-- Problem --
Can you rewrite the source data below with every instance of "star-icon" renamed to "rating-star", keeping everything else the same?
** Start of Entries shown **
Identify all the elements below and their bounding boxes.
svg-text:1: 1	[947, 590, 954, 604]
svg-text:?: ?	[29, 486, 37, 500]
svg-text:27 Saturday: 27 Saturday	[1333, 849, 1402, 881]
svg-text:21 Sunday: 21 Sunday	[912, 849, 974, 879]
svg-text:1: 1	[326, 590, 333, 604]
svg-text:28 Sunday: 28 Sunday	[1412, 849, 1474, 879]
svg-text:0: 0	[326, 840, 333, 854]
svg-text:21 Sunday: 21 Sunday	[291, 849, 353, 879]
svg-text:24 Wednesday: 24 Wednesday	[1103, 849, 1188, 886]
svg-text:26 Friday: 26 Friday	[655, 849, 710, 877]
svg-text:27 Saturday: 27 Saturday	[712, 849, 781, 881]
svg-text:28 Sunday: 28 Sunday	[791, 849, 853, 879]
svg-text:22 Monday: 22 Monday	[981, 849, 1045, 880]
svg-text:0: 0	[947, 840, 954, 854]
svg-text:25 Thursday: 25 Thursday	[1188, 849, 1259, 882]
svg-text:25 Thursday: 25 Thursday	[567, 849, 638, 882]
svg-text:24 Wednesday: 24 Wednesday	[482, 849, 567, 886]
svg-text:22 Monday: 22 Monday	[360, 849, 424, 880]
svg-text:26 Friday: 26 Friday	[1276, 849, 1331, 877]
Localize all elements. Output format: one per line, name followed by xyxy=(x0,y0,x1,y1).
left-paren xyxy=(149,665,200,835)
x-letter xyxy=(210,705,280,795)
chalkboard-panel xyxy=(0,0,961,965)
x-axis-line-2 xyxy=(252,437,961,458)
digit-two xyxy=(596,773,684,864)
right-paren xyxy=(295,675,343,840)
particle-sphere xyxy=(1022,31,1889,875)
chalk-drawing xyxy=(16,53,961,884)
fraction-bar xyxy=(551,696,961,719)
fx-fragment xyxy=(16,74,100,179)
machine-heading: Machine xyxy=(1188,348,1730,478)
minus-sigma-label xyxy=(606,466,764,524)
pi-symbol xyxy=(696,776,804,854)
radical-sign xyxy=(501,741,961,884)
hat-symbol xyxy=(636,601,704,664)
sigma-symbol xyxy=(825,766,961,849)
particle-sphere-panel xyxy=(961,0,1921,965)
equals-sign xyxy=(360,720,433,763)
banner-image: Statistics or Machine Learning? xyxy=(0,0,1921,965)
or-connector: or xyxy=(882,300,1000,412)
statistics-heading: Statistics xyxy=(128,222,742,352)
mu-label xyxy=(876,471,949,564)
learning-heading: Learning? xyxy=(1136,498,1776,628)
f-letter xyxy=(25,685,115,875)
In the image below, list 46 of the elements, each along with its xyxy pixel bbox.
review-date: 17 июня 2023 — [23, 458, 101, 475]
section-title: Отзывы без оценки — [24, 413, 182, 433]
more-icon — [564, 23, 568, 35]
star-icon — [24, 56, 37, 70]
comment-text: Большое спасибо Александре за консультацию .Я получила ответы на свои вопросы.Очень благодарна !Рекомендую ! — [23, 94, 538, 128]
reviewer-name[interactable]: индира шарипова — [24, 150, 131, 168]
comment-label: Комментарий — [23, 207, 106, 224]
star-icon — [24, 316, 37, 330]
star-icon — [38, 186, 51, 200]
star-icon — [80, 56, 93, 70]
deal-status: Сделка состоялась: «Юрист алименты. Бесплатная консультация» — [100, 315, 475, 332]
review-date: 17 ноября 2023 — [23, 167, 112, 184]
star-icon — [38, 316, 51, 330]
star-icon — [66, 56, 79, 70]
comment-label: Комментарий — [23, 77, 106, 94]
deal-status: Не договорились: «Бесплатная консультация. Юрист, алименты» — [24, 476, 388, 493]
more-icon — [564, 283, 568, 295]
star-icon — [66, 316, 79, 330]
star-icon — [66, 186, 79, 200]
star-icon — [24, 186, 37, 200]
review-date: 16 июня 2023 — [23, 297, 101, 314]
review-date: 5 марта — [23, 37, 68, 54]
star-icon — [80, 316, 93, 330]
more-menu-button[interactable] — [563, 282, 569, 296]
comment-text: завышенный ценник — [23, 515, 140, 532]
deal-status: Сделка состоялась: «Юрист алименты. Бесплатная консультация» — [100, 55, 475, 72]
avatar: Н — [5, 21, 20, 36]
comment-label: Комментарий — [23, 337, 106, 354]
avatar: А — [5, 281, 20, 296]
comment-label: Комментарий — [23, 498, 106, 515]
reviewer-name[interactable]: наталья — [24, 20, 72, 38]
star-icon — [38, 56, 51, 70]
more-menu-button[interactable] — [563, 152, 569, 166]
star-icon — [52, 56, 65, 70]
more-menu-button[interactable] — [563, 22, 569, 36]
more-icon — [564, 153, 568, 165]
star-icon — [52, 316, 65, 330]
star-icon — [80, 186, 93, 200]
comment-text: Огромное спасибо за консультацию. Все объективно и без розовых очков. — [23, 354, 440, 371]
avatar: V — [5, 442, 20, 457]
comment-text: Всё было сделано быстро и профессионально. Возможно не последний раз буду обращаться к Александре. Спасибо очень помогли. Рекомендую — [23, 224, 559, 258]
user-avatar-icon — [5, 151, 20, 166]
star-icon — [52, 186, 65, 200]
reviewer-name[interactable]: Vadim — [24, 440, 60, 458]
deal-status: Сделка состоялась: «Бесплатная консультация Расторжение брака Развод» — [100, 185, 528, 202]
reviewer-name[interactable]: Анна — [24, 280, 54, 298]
** End of Entries shown **
-- Complete response --
Identify all the elements below and their bounding boxes.
svg-text:1: 1	[947, 590, 954, 604]
svg-text:?: ?	[29, 486, 37, 500]
svg-text:27 Saturday: 27 Saturday	[1333, 849, 1402, 881]
svg-text:21 Sunday: 21 Sunday	[912, 849, 974, 879]
svg-text:1: 1	[326, 590, 333, 604]
svg-text:28 Sunday: 28 Sunday	[1412, 849, 1474, 879]
svg-text:0: 0	[326, 840, 333, 854]
svg-text:21 Sunday: 21 Sunday	[291, 849, 353, 879]
svg-text:24 Wednesday: 24 Wednesday	[1103, 849, 1188, 886]
svg-text:26 Friday: 26 Friday	[655, 849, 710, 877]
svg-text:27 Saturday: 27 Saturday	[712, 849, 781, 881]
svg-text:28 Sunday: 28 Sunday	[791, 849, 853, 879]
svg-text:22 Monday: 22 Monday	[981, 849, 1045, 880]
svg-text:0: 0	[947, 840, 954, 854]
svg-text:25 Thursday: 25 Thursday	[1188, 849, 1259, 882]
svg-text:25 Thursday: 25 Thursday	[567, 849, 638, 882]
svg-text:24 Wednesday: 24 Wednesday	[482, 849, 567, 886]
svg-text:22 Monday: 22 Monday	[360, 849, 424, 880]
svg-text:26 Friday: 26 Friday	[1276, 849, 1331, 877]
Localize all elements. Output format: one per line, name followed by xyxy=(x0,y0,x1,y1).
left-paren xyxy=(149,665,200,835)
x-letter xyxy=(210,705,280,795)
chalkboard-panel xyxy=(0,0,961,965)
x-axis-line-2 xyxy=(252,437,961,458)
digit-two xyxy=(596,773,684,864)
right-paren xyxy=(295,675,343,840)
particle-sphere xyxy=(1022,31,1889,875)
chalk-drawing xyxy=(16,53,961,884)
fraction-bar xyxy=(551,696,961,719)
fx-fragment xyxy=(16,74,100,179)
machine-heading: Machine xyxy=(1188,348,1730,478)
minus-sigma-label xyxy=(606,466,764,524)
pi-symbol xyxy=(696,776,804,854)
radical-sign xyxy=(501,741,961,884)
hat-symbol xyxy=(636,601,704,664)
sigma-symbol xyxy=(825,766,961,849)
particle-sphere-panel xyxy=(961,0,1921,965)
equals-sign xyxy=(360,720,433,763)
banner-image: Statistics or Machine Learning? xyxy=(0,0,1921,965)
or-connector: or xyxy=(882,300,1000,412)
statistics-heading: Statistics xyxy=(128,222,742,352)
mu-label xyxy=(876,471,949,564)
learning-heading: Learning? xyxy=(1136,498,1776,628)
f-letter xyxy=(25,685,115,875)
In the image below, list 46 of the elements, each along with its xyxy pixel bbox.
review-date: 17 июня 2023 — [23, 458, 101, 475]
section-title: Отзывы без оценки — [24, 413, 182, 433]
more-icon — [564, 23, 568, 35]
rating-star — [24, 56, 37, 70]
comment-text: Большое спасибо Александре за консультацию .Я получила ответы на свои вопросы.Очень благодарна !Рекомендую ! — [23, 94, 538, 128]
reviewer-name[interactable]: индира шарипова — [24, 150, 131, 168]
comment-label: Комментарий — [23, 207, 106, 224]
rating-star — [24, 316, 37, 330]
rating-star — [38, 186, 51, 200]
rating-star — [80, 56, 93, 70]
deal-status: Сделка состоялась: «Юрист алименты. Бесплатная консультация» — [100, 315, 475, 332]
review-date: 17 ноября 2023 — [23, 167, 112, 184]
rating-star — [38, 316, 51, 330]
rating-star — [66, 56, 79, 70]
comment-label: Комментарий — [23, 77, 106, 94]
deal-status: Не договорились: «Бесплатная консультация. Юрист, алименты» — [24, 476, 388, 493]
more-icon — [564, 283, 568, 295]
rating-star — [66, 316, 79, 330]
rating-star — [66, 186, 79, 200]
rating-star — [24, 186, 37, 200]
review-date: 16 июня 2023 — [23, 297, 101, 314]
review-date: 5 марта — [23, 37, 68, 54]
rating-star — [80, 316, 93, 330]
more-menu-button[interactable] — [563, 282, 569, 296]
comment-text: завышенный ценник — [23, 515, 140, 532]
deal-status: Сделка состоялась: «Юрист алименты. Бесплатная консультация» — [100, 55, 475, 72]
avatar: Н — [5, 21, 20, 36]
comment-label: Комментарий — [23, 337, 106, 354]
avatar: А — [5, 281, 20, 296]
comment-label: Комментарий — [23, 498, 106, 515]
reviewer-name[interactable]: наталья — [24, 20, 72, 38]
rating-star — [38, 56, 51, 70]
more-menu-button[interactable] — [563, 152, 569, 166]
rating-star — [52, 56, 65, 70]
more-menu-button[interactable] — [563, 22, 569, 36]
more-icon — [564, 153, 568, 165]
rating-star — [52, 316, 65, 330]
rating-star — [80, 186, 93, 200]
comment-text: Огромное спасибо за консультацию. Все объективно и без розовых очков. — [23, 354, 440, 371]
avatar: V — [5, 442, 20, 457]
comment-text: Всё было сделано быстро и профессионально. Возможно не последний раз буду обращаться к Александре. Спасибо очень помогли. Рекомендую — [23, 224, 559, 258]
user-avatar-icon — [5, 151, 20, 166]
rating-star — [52, 186, 65, 200]
reviewer-name[interactable]: Vadim — [24, 440, 60, 458]
deal-status: Сделка состоялась: «Бесплатная консультация Расторжение брака Развод» — [100, 185, 528, 202]
reviewer-name[interactable]: Анна — [24, 280, 54, 298]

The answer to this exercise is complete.